▶ _REQUIREMENT_: Return, unchanged, the lines of the material from the line with "Circle shape: [475, 1831, 491, 1864]" to the line with "Text: H_EN: H_EN: [573, 1508, 624, 1527]", including both.

-- start of GIVEN RECORDS --

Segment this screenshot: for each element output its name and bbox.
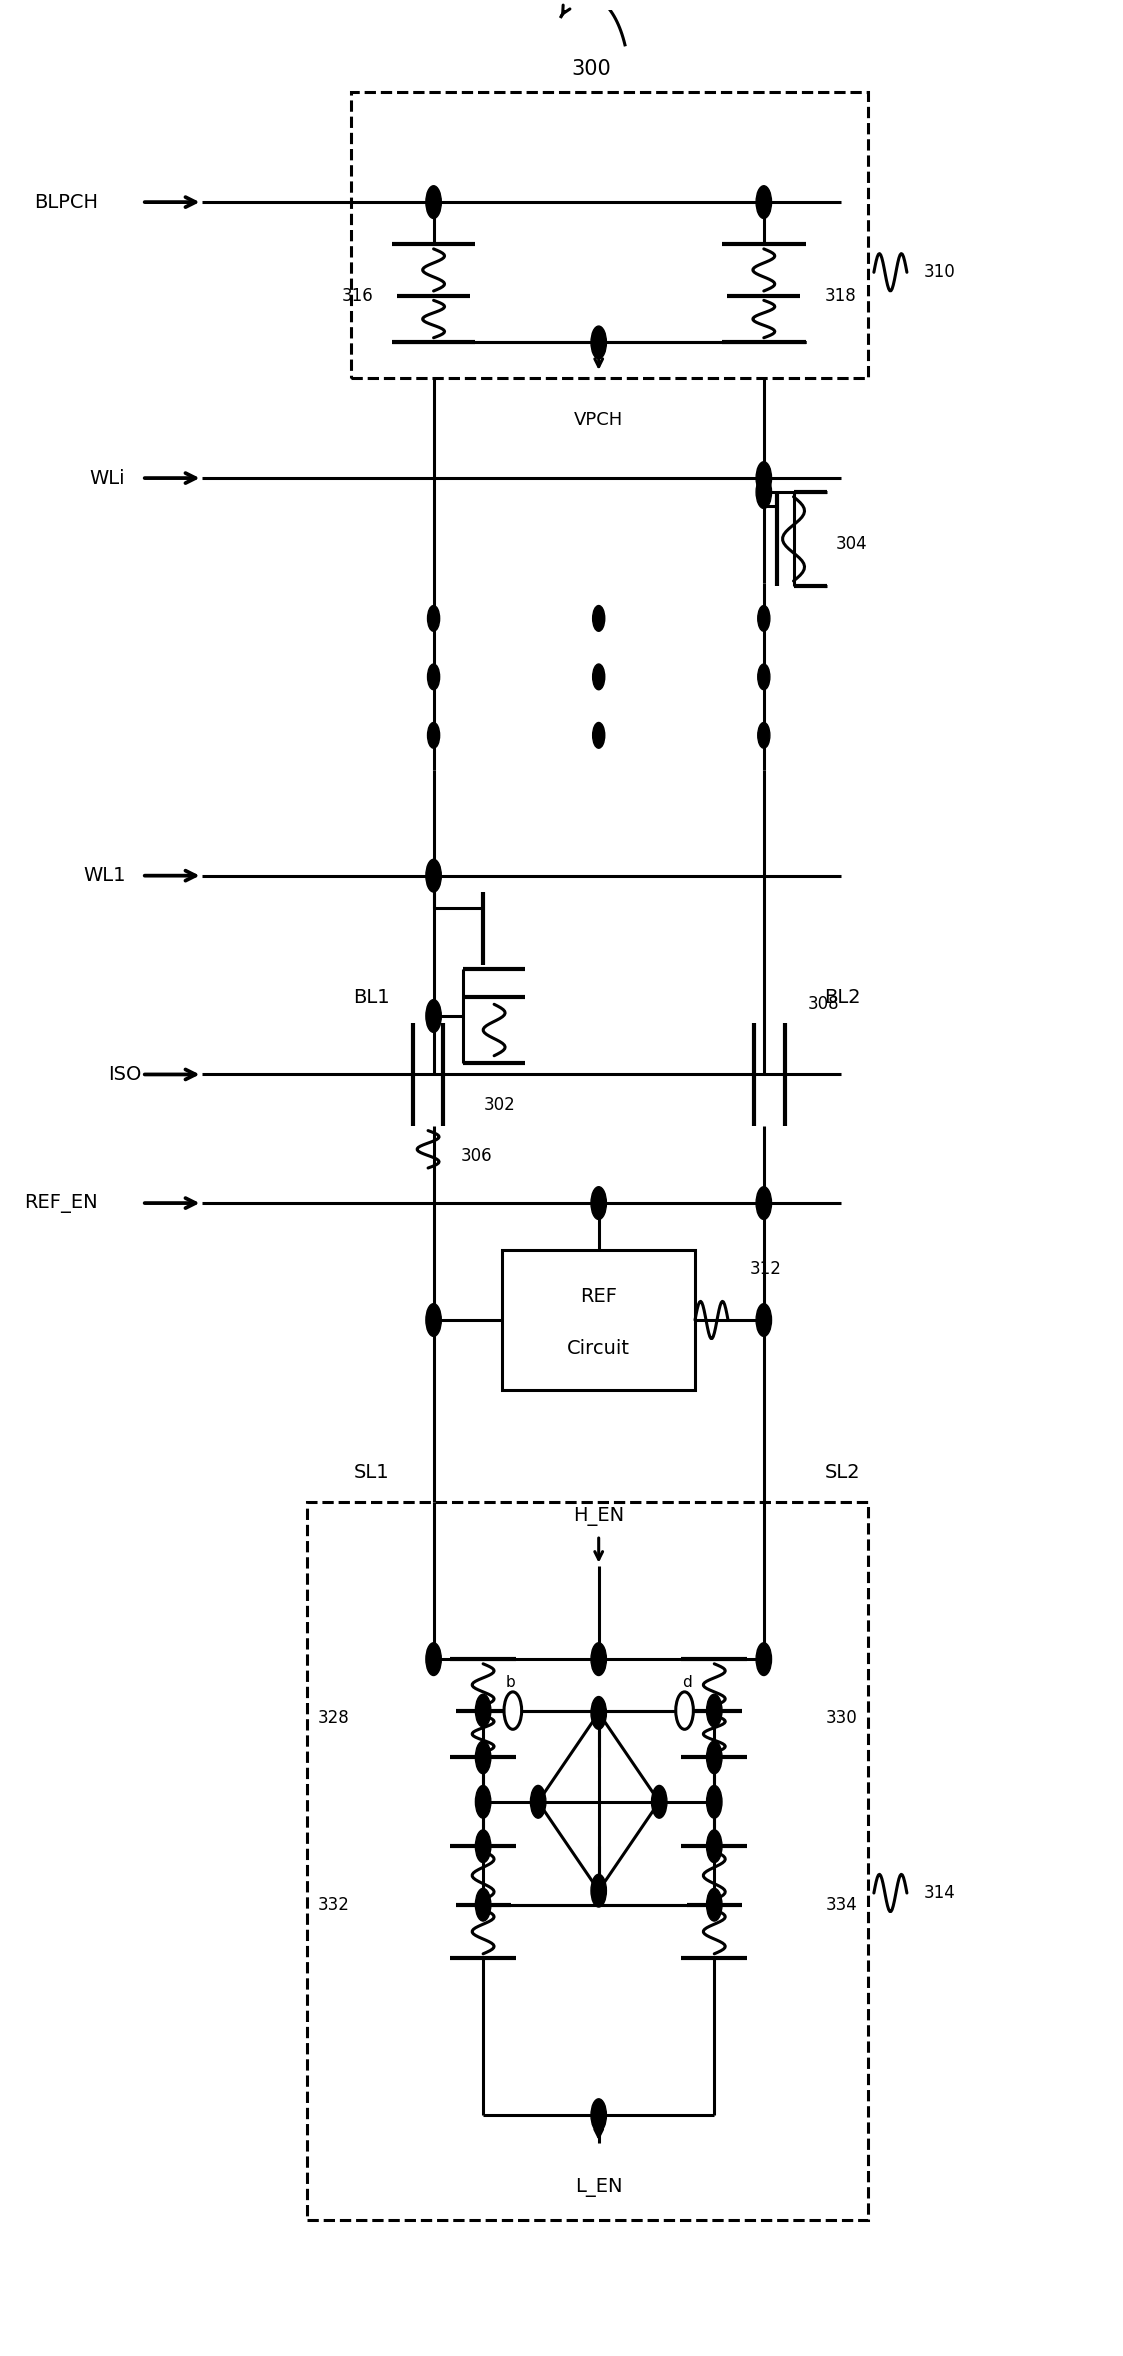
Circle shape: [475, 1831, 491, 1864]
Circle shape: [758, 723, 770, 749]
Text: 332: 332: [318, 1897, 350, 1913]
Text: b: b: [505, 1675, 515, 1689]
Text: Circuit: Circuit: [567, 1338, 630, 1357]
Text: 328: 328: [318, 1708, 349, 1727]
Circle shape: [756, 1303, 772, 1336]
Text: 316: 316: [341, 287, 373, 304]
Text: H_EN: H_EN: [573, 1508, 624, 1527]
Circle shape: [651, 1786, 667, 1819]
Circle shape: [756, 1642, 772, 1675]
Circle shape: [475, 1741, 491, 1774]
Text: VPCH: VPCH: [574, 410, 623, 429]
Text: BL1: BL1: [353, 987, 390, 1006]
Circle shape: [591, 1642, 606, 1675]
Circle shape: [593, 605, 605, 631]
Circle shape: [706, 1831, 722, 1864]
Text: BLPCH: BLPCH: [34, 193, 98, 212]
Text: WL1: WL1: [83, 867, 126, 886]
Circle shape: [591, 1875, 606, 1906]
Circle shape: [530, 1786, 546, 1819]
Text: SL1: SL1: [354, 1463, 390, 1482]
Text: REF: REF: [581, 1286, 618, 1305]
Text: 310: 310: [923, 264, 956, 280]
Circle shape: [758, 605, 770, 631]
Text: L_EN: L_EN: [575, 2179, 622, 2198]
Text: 314: 314: [923, 1885, 956, 1901]
Text: 306: 306: [462, 1147, 493, 1166]
Circle shape: [428, 664, 439, 690]
Bar: [502, 1251, 695, 1390]
Circle shape: [426, 999, 441, 1032]
Text: BL2: BL2: [824, 987, 861, 1006]
Circle shape: [475, 1694, 491, 1727]
Circle shape: [756, 476, 772, 509]
Text: 334: 334: [825, 1897, 857, 1913]
Circle shape: [756, 462, 772, 495]
Text: REF_EN: REF_EN: [25, 1194, 98, 1213]
Circle shape: [426, 1642, 441, 1675]
Circle shape: [756, 1187, 772, 1220]
Text: ISO: ISO: [109, 1065, 141, 1084]
Circle shape: [706, 1786, 722, 1819]
Circle shape: [475, 1887, 491, 1920]
Circle shape: [593, 723, 605, 749]
Circle shape: [591, 1696, 606, 1729]
Text: 302: 302: [484, 1096, 515, 1114]
Bar: [307, 1503, 868, 2219]
Circle shape: [504, 1692, 522, 1729]
Circle shape: [426, 860, 441, 893]
Circle shape: [706, 1887, 722, 1920]
Text: SL2: SL2: [824, 1463, 860, 1482]
Text: WLi: WLi: [90, 469, 126, 488]
Circle shape: [591, 2099, 606, 2132]
Circle shape: [676, 1692, 693, 1729]
Text: 318: 318: [824, 287, 856, 304]
Circle shape: [591, 1187, 606, 1220]
Text: 312: 312: [750, 1260, 782, 1277]
Circle shape: [426, 186, 441, 219]
Circle shape: [475, 1786, 491, 1819]
Bar: [351, 92, 868, 377]
Circle shape: [756, 186, 772, 219]
Text: 300: 300: [572, 59, 611, 78]
Circle shape: [758, 664, 770, 690]
Text: 308: 308: [807, 994, 840, 1013]
Circle shape: [428, 723, 439, 749]
Circle shape: [591, 325, 606, 358]
Circle shape: [706, 1694, 722, 1727]
Circle shape: [706, 1741, 722, 1774]
Circle shape: [593, 664, 605, 690]
Circle shape: [428, 605, 439, 631]
Circle shape: [426, 1303, 441, 1336]
Text: 330: 330: [825, 1708, 857, 1727]
Text: 304: 304: [836, 535, 867, 554]
Text: d: d: [682, 1675, 692, 1689]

-- end of GIVEN RECORDS --

▶ _WRITTEN REPLY_:
Circle shape: [475, 1831, 491, 1864]
Circle shape: [758, 723, 770, 749]
Text: 332: 332: [318, 1897, 350, 1913]
Text: b: b: [505, 1675, 515, 1689]
Text: Circuit: Circuit: [567, 1338, 630, 1357]
Text: 328: 328: [318, 1708, 349, 1727]
Circle shape: [756, 1303, 772, 1336]
Text: 316: 316: [341, 287, 373, 304]
Text: H_EN: H_EN: [573, 1508, 624, 1527]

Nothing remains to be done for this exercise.